- Exercise prompt: Rename every "sidebar-item-label" in the material below to "sidebar-label", and output all lines with nothing else changed.

----

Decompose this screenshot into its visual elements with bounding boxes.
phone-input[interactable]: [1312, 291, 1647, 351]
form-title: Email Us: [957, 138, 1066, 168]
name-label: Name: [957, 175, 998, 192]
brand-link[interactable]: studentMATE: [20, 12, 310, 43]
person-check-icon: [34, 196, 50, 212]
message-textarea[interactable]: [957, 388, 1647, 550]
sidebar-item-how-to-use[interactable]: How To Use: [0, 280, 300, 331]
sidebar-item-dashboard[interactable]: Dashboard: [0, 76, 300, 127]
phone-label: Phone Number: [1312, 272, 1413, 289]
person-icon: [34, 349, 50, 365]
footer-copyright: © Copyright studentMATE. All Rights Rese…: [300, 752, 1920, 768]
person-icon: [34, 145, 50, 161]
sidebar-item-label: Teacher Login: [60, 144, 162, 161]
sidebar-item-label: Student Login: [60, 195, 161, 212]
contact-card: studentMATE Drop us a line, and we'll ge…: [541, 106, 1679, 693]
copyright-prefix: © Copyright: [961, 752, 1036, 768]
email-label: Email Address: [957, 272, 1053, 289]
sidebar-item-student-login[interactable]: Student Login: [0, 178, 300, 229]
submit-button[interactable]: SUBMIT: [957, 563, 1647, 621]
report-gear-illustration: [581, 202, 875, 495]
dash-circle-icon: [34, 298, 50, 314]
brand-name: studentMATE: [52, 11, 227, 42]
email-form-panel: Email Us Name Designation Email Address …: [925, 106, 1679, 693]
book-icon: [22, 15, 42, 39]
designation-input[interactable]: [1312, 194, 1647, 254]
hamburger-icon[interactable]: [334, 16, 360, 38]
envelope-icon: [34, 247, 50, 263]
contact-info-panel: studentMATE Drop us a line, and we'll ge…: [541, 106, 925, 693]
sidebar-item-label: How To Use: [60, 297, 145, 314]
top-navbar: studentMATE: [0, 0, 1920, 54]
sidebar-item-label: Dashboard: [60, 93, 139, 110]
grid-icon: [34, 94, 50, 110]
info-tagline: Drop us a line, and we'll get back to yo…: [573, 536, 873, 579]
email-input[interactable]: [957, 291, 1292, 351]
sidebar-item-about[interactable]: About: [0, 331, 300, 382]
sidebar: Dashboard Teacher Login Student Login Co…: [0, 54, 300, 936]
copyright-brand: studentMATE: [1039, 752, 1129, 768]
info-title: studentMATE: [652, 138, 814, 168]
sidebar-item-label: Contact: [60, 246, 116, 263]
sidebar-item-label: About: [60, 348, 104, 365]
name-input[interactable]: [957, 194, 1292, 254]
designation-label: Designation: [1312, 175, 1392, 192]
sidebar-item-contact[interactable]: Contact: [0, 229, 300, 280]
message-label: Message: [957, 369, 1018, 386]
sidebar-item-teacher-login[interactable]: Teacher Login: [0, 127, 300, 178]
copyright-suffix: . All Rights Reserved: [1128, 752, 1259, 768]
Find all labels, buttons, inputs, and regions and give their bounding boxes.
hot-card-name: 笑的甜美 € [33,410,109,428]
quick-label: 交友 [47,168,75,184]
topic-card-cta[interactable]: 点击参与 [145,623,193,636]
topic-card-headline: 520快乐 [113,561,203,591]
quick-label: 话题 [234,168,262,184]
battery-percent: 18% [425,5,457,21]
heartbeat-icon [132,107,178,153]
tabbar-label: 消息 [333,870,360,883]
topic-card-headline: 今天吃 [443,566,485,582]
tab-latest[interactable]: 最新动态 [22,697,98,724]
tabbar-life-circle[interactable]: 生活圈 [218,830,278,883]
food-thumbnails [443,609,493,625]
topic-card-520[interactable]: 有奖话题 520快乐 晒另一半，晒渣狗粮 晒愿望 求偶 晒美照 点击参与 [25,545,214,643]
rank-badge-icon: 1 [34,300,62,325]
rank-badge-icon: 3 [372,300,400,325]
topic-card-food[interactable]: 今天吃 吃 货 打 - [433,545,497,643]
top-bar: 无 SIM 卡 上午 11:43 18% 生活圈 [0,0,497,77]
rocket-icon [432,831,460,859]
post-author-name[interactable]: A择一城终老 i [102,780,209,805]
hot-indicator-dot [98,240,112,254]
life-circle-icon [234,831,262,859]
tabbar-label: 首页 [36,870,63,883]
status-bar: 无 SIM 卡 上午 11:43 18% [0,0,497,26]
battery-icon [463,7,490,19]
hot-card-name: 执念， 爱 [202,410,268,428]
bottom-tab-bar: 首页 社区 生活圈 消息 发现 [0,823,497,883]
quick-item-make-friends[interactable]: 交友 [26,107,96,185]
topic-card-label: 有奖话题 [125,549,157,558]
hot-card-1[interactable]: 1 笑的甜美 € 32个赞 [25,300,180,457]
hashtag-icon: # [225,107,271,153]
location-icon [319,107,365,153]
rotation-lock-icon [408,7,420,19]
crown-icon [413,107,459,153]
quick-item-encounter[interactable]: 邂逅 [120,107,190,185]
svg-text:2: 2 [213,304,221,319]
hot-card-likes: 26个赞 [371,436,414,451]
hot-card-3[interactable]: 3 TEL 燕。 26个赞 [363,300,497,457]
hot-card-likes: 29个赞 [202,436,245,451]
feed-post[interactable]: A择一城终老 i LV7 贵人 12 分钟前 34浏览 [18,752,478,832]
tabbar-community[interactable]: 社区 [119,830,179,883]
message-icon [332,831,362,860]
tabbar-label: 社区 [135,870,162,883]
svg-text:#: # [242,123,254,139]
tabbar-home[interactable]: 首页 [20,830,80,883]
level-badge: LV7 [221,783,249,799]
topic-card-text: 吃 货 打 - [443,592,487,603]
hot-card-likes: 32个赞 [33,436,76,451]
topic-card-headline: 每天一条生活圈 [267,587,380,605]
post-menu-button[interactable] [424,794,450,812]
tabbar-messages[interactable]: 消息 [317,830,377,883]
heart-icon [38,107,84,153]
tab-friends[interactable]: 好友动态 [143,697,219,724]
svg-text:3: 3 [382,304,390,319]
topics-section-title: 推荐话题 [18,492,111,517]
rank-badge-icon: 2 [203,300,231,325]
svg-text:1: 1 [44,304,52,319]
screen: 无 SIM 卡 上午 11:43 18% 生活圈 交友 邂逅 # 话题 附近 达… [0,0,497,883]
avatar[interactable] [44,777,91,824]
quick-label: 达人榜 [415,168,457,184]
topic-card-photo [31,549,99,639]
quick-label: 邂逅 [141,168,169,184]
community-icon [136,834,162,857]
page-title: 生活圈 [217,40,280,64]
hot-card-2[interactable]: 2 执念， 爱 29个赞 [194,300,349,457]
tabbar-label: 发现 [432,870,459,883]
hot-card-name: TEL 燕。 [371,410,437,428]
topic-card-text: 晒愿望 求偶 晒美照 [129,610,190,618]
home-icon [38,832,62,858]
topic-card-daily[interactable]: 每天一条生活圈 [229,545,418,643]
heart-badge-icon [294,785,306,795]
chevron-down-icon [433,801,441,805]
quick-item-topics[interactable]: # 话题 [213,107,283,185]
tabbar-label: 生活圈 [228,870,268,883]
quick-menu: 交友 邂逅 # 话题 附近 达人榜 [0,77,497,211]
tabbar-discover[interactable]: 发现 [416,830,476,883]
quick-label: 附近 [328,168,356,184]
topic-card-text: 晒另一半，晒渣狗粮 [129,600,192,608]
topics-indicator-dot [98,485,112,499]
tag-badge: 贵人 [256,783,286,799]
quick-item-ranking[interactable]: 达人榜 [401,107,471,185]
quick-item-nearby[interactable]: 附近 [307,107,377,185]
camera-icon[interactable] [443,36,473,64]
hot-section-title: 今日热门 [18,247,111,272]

----

- Task response:
Decompose this screenshot into its visual elements with bounding boxes.
phone-input[interactable]: [1312, 291, 1647, 351]
form-title: Email Us: [957, 138, 1066, 168]
name-label: Name: [957, 175, 998, 192]
brand-link[interactable]: studentMATE: [20, 12, 310, 43]
person-check-icon: [34, 196, 50, 212]
message-textarea[interactable]: [957, 388, 1647, 550]
sidebar-item-how-to-use[interactable]: How To Use: [0, 280, 300, 331]
sidebar-item-dashboard[interactable]: Dashboard: [0, 76, 300, 127]
phone-label: Phone Number: [1312, 272, 1413, 289]
person-icon: [34, 349, 50, 365]
footer-copyright: © Copyright studentMATE. All Rights Rese…: [300, 752, 1920, 768]
person-icon: [34, 145, 50, 161]
sidebar-label: Teacher Login: [60, 144, 162, 161]
sidebar-label: Student Login: [60, 195, 161, 212]
contact-card: studentMATE Drop us a line, and we'll ge…: [541, 106, 1679, 693]
copyright-prefix: © Copyright: [961, 752, 1036, 768]
email-label: Email Address: [957, 272, 1053, 289]
sidebar-item-student-login[interactable]: Student Login: [0, 178, 300, 229]
submit-button[interactable]: SUBMIT: [957, 563, 1647, 621]
report-gear-illustration: [581, 202, 875, 495]
dash-circle-icon: [34, 298, 50, 314]
brand-name: studentMATE: [52, 11, 227, 42]
email-form-panel: Email Us Name Designation Email Address …: [925, 106, 1679, 693]
book-icon: [22, 15, 42, 39]
designation-input[interactable]: [1312, 194, 1647, 254]
hamburger-icon[interactable]: [334, 16, 360, 38]
envelope-icon: [34, 247, 50, 263]
contact-info-panel: studentMATE Drop us a line, and we'll ge…: [541, 106, 925, 693]
sidebar-label: How To Use: [60, 297, 145, 314]
top-navbar: studentMATE: [0, 0, 1920, 54]
sidebar-label: Dashboard: [60, 93, 139, 110]
grid-icon: [34, 94, 50, 110]
info-tagline: Drop us a line, and we'll get back to yo…: [573, 536, 873, 579]
email-input[interactable]: [957, 291, 1292, 351]
sidebar-item-about[interactable]: About: [0, 331, 300, 382]
sidebar: Dashboard Teacher Login Student Login Co…: [0, 54, 300, 936]
copyright-brand: studentMATE: [1039, 752, 1129, 768]
info-title: studentMATE: [652, 138, 814, 168]
sidebar-label: Contact: [60, 246, 116, 263]
sidebar-label: About: [60, 348, 104, 365]
name-input[interactable]: [957, 194, 1292, 254]
designation-label: Designation: [1312, 175, 1392, 192]
sidebar-item-contact[interactable]: Contact: [0, 229, 300, 280]
message-label: Message: [957, 369, 1018, 386]
sidebar-item-teacher-login[interactable]: Teacher Login: [0, 127, 300, 178]
copyright-suffix: . All Rights Reserved: [1128, 752, 1259, 768]
Find all labels, buttons, inputs, and regions and give their bounding boxes.
hot-card-name: 笑的甜美 € [33,410,109,428]
quick-label: 交友 [47,168,75,184]
topic-card-cta[interactable]: 点击参与 [145,623,193,636]
topic-card-headline: 520快乐 [113,561,203,591]
quick-label: 话题 [234,168,262,184]
battery-percent: 18% [425,5,457,21]
heartbeat-icon [132,107,178,153]
tabbar-label: 消息 [333,870,360,883]
topic-card-headline: 今天吃 [443,566,485,582]
tab-latest[interactable]: 最新动态 [22,697,98,724]
tabbar-life-circle[interactable]: 生活圈 [218,830,278,883]
food-thumbnails [443,609,493,625]
topic-card-520[interactable]: 有奖话题 520快乐 晒另一半，晒渣狗粮 晒愿望 求偶 晒美照 点击参与 [25,545,214,643]
rank-badge-icon: 1 [34,300,62,325]
rank-badge-icon: 3 [372,300,400,325]
topic-card-food[interactable]: 今天吃 吃 货 打 - [433,545,497,643]
top-bar: 无 SIM 卡 上午 11:43 18% 生活圈 [0,0,497,77]
rocket-icon [432,831,460,859]
post-author-name[interactable]: A择一城终老 i [102,780,209,805]
hot-indicator-dot [98,240,112,254]
life-circle-icon [234,831,262,859]
tabbar-label: 首页 [36,870,63,883]
status-bar: 无 SIM 卡 上午 11:43 18% [0,0,497,26]
battery-icon [463,7,490,19]
hot-card-name: 执念， 爱 [202,410,268,428]
bottom-tab-bar: 首页 社区 生活圈 消息 发现 [0,823,497,883]
quick-item-make-friends[interactable]: 交友 [26,107,96,185]
topic-card-label: 有奖话题 [125,549,157,558]
hot-card-1[interactable]: 1 笑的甜美 € 32个赞 [25,300,180,457]
hashtag-icon: # [225,107,271,153]
location-icon [319,107,365,153]
rotation-lock-icon [408,7,420,19]
crown-icon [413,107,459,153]
quick-item-encounter[interactable]: 邂逅 [120,107,190,185]
svg-text:2: 2 [213,304,221,319]
hot-card-likes: 26个赞 [371,436,414,451]
hot-card-3[interactable]: 3 TEL 燕。 26个赞 [363,300,497,457]
hot-card-likes: 29个赞 [202,436,245,451]
feed-post[interactable]: A择一城终老 i LV7 贵人 12 分钟前 34浏览 [18,752,478,832]
tabbar-community[interactable]: 社区 [119,830,179,883]
message-icon [332,831,362,860]
tabbar-label: 社区 [135,870,162,883]
svg-text:#: # [242,123,254,139]
tabbar-home[interactable]: 首页 [20,830,80,883]
level-badge: LV7 [221,783,249,799]
topic-card-text: 吃 货 打 - [443,592,487,603]
hot-card-likes: 32个赞 [33,436,76,451]
topic-card-headline: 每天一条生活圈 [267,587,380,605]
post-menu-button[interactable] [424,794,450,812]
tabbar-messages[interactable]: 消息 [317,830,377,883]
heart-icon [38,107,84,153]
tab-friends[interactable]: 好友动态 [143,697,219,724]
svg-text:3: 3 [382,304,390,319]
topics-section-title: 推荐话题 [18,492,111,517]
rank-badge-icon: 2 [203,300,231,325]
svg-text:1: 1 [44,304,52,319]
screen: 无 SIM 卡 上午 11:43 18% 生活圈 交友 邂逅 # 话题 附近 达… [0,0,497,883]
avatar[interactable] [44,777,91,824]
quick-label: 达人榜 [415,168,457,184]
topic-card-photo [31,549,99,639]
quick-label: 邂逅 [141,168,169,184]
community-icon [136,834,162,857]
page-title: 生活圈 [217,40,280,64]
hot-card-2[interactable]: 2 执念， 爱 29个赞 [194,300,349,457]
tabbar-label: 发现 [432,870,459,883]
hot-card-name: TEL 燕。 [371,410,437,428]
topic-card-text: 晒愿望 求偶 晒美照 [129,610,190,618]
home-icon [38,832,62,858]
topic-card-daily[interactable]: 每天一条生活圈 [229,545,418,643]
heart-badge-icon [294,785,306,795]
chevron-down-icon [433,801,441,805]
quick-item-topics[interactable]: # 话题 [213,107,283,185]
tabbar-label: 生活圈 [228,870,268,883]
quick-menu: 交友 邂逅 # 话题 附近 达人榜 [0,77,497,211]
tabbar-discover[interactable]: 发现 [416,830,476,883]
quick-label: 附近 [328,168,356,184]
topic-card-text: 晒另一半，晒渣狗粮 [129,600,192,608]
topics-indicator-dot [98,485,112,499]
tag-badge: 贵人 [256,783,286,799]
quick-item-ranking[interactable]: 达人榜 [401,107,471,185]
quick-item-nearby[interactable]: 附近 [307,107,377,185]
camera-icon[interactable] [443,36,473,64]
hot-section-title: 今日热门 [18,247,111,272]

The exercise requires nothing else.